Problem: Send each entry back exactly as given, pictures excluded.

[Saved entries]
· · · · · · ·

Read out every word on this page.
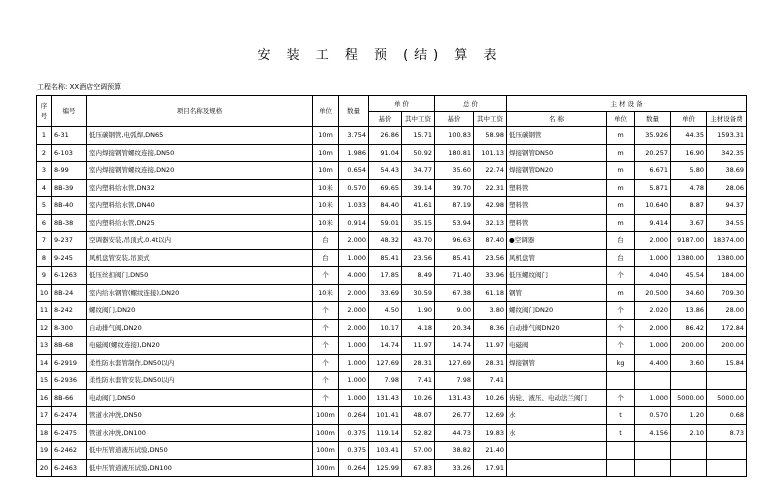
安 装 工 程 预 (结) 算 表
工程名称: XX酒店空调预算
序号	编号	项目名称及规格	单位	数量	单 价		总 价		主 材 设 备				
					基价	其中工资	基价	其中工资	名 称	单位	数量	单价	主材设备费
1	6-31	低压碳钢管,电弧焊,DN65	10m	3.754	26.86	15.71	100.83	58.98	低压碳钢管	m	35.926	44.35	1593.31
2	6-103	室内焊接钢管螺纹连接,DN50	10m	1.986	91.04	50.92	180.81	101.13	焊接钢管DN50	m	20.257	16.90	342.35
3	8-99	室内焊接钢管螺纹连接,DN20	10m	0.654	54.43	34.77	35.60	22.74	焊接钢管DN20	m	6.671	5.80	38.69
4	8B-39	室内塑料给水管,DN32	10米	0.570	69.65	39.14	39.70	22.31	塑料管	m	5.871	4.78	28.06
5	8B-40	室内塑料给水管,DN40	10米	1.033	84.40	41.61	87.19	42.98	塑料管	m	10.640	8.87	94.37
6	8B-38	室内塑料给水管,DN25	10米	0.914	59.01	35.15	53.94	32.13	塑料管	m	9.414	3.67	34.55
7	9-237	空调器安装,吊顶式,0.4t以内	台	2.000	48.32	43.70	96.63	87.40	●空调器	台	2.000	9187.00	18374.00
8	9-245	风机盘管安装,吊顶式	台	1.000	85.41	23.56	85.41	23.56	风机盘管	台	1.000	1380.00	1380.00
9	6-1263	低压丝扣阀门,DN50	个	4.000	17.85	8.49	71.40	33.96	低压螺纹阀门	个	4.040	45.54	184.00
10	8B-24	室内给水钢管(螺纹连接),DN20	10米	2.000	33.69	30.59	67.38	61.18	钢管	m	20.500	34.60	709.30
11	8-242	螺纹阀门,DN20	个	2.000	4.50	1.90	9.00	3.80	螺纹阀门DN20	个	2.020	13.86	28.00
12	8-300	自动排气阀,DN20	个	2.000	10.17	4.18	20.34	8.36	自动排气阀DN20	个	2.000	86.42	172.84
13	8B-68	电磁阀(螺纹连接),DN20	个	1.000	14.74	11.97	14.74	11.97	电磁阀	个	1.000	200.00	200.00
14	6-2919	柔性防水套管制作,DN50以内	个	1.000	127.69	28.31	127.69	28.31	焊接钢管	kg	4.400	3.60	15.84
15	6-2936	柔性防水套管安装,DN50以内	个	1.000	7.98	7.41	7.98	7.41					
16	8B-66	电动阀门,DN50	个	1.000	131.43	10.26	131.43	10.26	齿轮、液压、电动法兰阀门	个	1.000	5000.00	5000.00
17	6-2474	管道水冲洗,DN50	100m	0.264	101.41	48.07	26.77	12.69	水	t	0.570	1.20	0.68
18	6-2475	管道水冲洗,DN100	100m	0.375	119.14	52.82	44.73	19.83	水	t	4.156	2.10	8.73
19	6-2462	低中压管道液压试验,DN50	100m	0.375	103.41	57.00	38.82	21.40					
20	6-2463	低中压管道液压试验,DN100	100m	0.264	125.99	67.83	33.26	17.91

· · · · · · ·

Exercise response:
Read out every word on this page.
安 装 工 程 预 (结) 算 表
工程名称: XX酒店空调预算
序号	编号	项目名称及规格	单位	数量	单 价		总 价		主 材 设 备				
					基价	其中工资	基价	其中工资	名 称	单位	数量	单价	主材设备费
1	6-31	低压碳钢管,电弧焊,DN65	10m	3.754	26.86	15.71	100.83	58.98	低压碳钢管	m	35.926	44.35	1593.31
2	6-103	室内焊接钢管螺纹连接,DN50	10m	1.986	91.04	50.92	180.81	101.13	焊接钢管DN50	m	20.257	16.90	342.35
3	8-99	室内焊接钢管螺纹连接,DN20	10m	0.654	54.43	34.77	35.60	22.74	焊接钢管DN20	m	6.671	5.80	38.69
4	8B-39	室内塑料给水管,DN32	10米	0.570	69.65	39.14	39.70	22.31	塑料管	m	5.871	4.78	28.06
5	8B-40	室内塑料给水管,DN40	10米	1.033	84.40	41.61	87.19	42.98	塑料管	m	10.640	8.87	94.37
6	8B-38	室内塑料给水管,DN25	10米	0.914	59.01	35.15	53.94	32.13	塑料管	m	9.414	3.67	34.55
7	9-237	空调器安装,吊顶式,0.4t以内	台	2.000	48.32	43.70	96.63	87.40	●空调器	台	2.000	9187.00	18374.00
8	9-245	风机盘管安装,吊顶式	台	1.000	85.41	23.56	85.41	23.56	风机盘管	台	1.000	1380.00	1380.00
9	6-1263	低压丝扣阀门,DN50	个	4.000	17.85	8.49	71.40	33.96	低压螺纹阀门	个	4.040	45.54	184.00
10	8B-24	室内给水钢管(螺纹连接),DN20	10米	2.000	33.69	30.59	67.38	61.18	钢管	m	20.500	34.60	709.30
11	8-242	螺纹阀门,DN20	个	2.000	4.50	1.90	9.00	3.80	螺纹阀门DN20	个	2.020	13.86	28.00
12	8-300	自动排气阀,DN20	个	2.000	10.17	4.18	20.34	8.36	自动排气阀DN20	个	2.000	86.42	172.84
13	8B-68	电磁阀(螺纹连接),DN20	个	1.000	14.74	11.97	14.74	11.97	电磁阀	个	1.000	200.00	200.00
14	6-2919	柔性防水套管制作,DN50以内	个	1.000	127.69	28.31	127.69	28.31	焊接钢管	kg	4.400	3.60	15.84
15	6-2936	柔性防水套管安装,DN50以内	个	1.000	7.98	7.41	7.98	7.41					
16	8B-66	电动阀门,DN50	个	1.000	131.43	10.26	131.43	10.26	齿轮、液压、电动法兰阀门	个	1.000	5000.00	5000.00
17	6-2474	管道水冲洗,DN50	100m	0.264	101.41	48.07	26.77	12.69	水	t	0.570	1.20	0.68
18	6-2475	管道水冲洗,DN100	100m	0.375	119.14	52.82	44.73	19.83	水	t	4.156	2.10	8.73
19	6-2462	低中压管道液压试验,DN50	100m	0.375	103.41	57.00	38.82	21.40					
20	6-2463	低中压管道液压试验,DN100	100m	0.264	125.99	67.83	33.26	17.91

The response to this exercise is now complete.